= TASK PROMPT =
Send each entry back exactly as given, pictures excluded.

= DATASET EXTRACT =
_ _ _ _ _

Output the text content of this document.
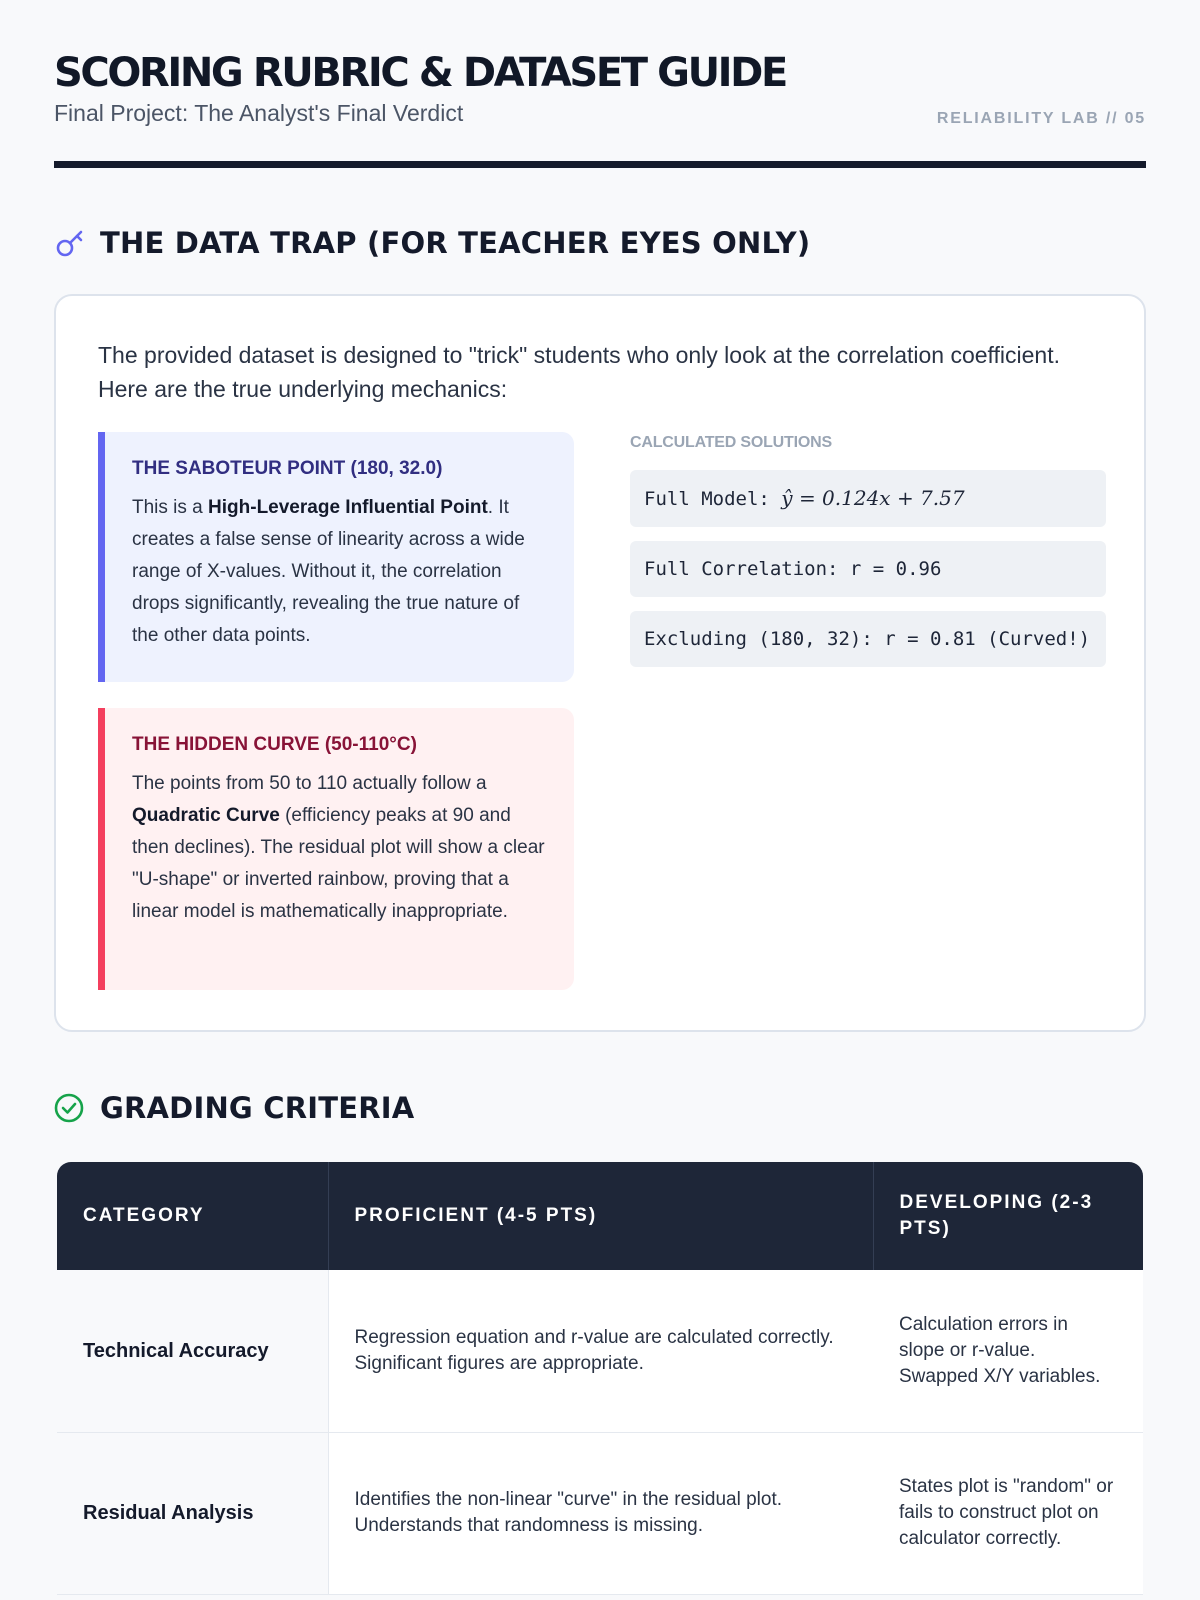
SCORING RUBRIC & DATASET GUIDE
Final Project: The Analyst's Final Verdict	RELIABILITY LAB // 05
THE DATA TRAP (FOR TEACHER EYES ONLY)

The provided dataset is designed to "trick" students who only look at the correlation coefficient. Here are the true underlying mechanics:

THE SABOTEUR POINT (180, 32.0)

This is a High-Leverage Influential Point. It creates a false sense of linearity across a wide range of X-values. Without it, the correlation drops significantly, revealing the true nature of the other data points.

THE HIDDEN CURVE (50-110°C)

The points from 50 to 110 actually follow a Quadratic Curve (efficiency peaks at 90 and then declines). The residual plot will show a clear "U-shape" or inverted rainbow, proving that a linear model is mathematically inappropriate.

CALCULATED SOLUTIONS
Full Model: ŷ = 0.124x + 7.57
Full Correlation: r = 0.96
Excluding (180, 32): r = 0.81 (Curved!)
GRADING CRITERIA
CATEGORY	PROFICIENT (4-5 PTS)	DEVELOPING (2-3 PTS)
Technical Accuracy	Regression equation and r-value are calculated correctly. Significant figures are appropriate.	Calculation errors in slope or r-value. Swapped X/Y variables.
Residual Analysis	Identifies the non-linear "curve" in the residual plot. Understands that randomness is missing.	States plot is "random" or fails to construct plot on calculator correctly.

_ _ _ _ _

= FULL OUTPUT =
Output the text content of this document.
SCORING RUBRIC & DATASET GUIDE
Final Project: The Analyst's Final Verdict	RELIABILITY LAB // 05
THE DATA TRAP (FOR TEACHER EYES ONLY)

The provided dataset is designed to "trick" students who only look at the correlation coefficient. Here are the true underlying mechanics:

THE SABOTEUR POINT (180, 32.0)

This is a High-Leverage Influential Point. It creates a false sense of linearity across a wide range of X-values. Without it, the correlation drops significantly, revealing the true nature of the other data points.

THE HIDDEN CURVE (50-110°C)

The points from 50 to 110 actually follow a Quadratic Curve (efficiency peaks at 90 and then declines). The residual plot will show a clear "U-shape" or inverted rainbow, proving that a linear model is mathematically inappropriate.

CALCULATED SOLUTIONS
Full Model: ŷ = 0.124x + 7.57
Full Correlation: r = 0.96
Excluding (180, 32): r = 0.81 (Curved!)
GRADING CRITERIA
CATEGORY	PROFICIENT (4-5 PTS)	DEVELOPING (2-3 PTS)
Technical Accuracy	Regression equation and r-value are calculated correctly. Significant figures are appropriate.	Calculation errors in slope or r-value. Swapped X/Y variables.
Residual Analysis	Identifies the non-linear "curve" in the residual plot. Understands that randomness is missing.	States plot is "random" or fails to construct plot on calculator correctly.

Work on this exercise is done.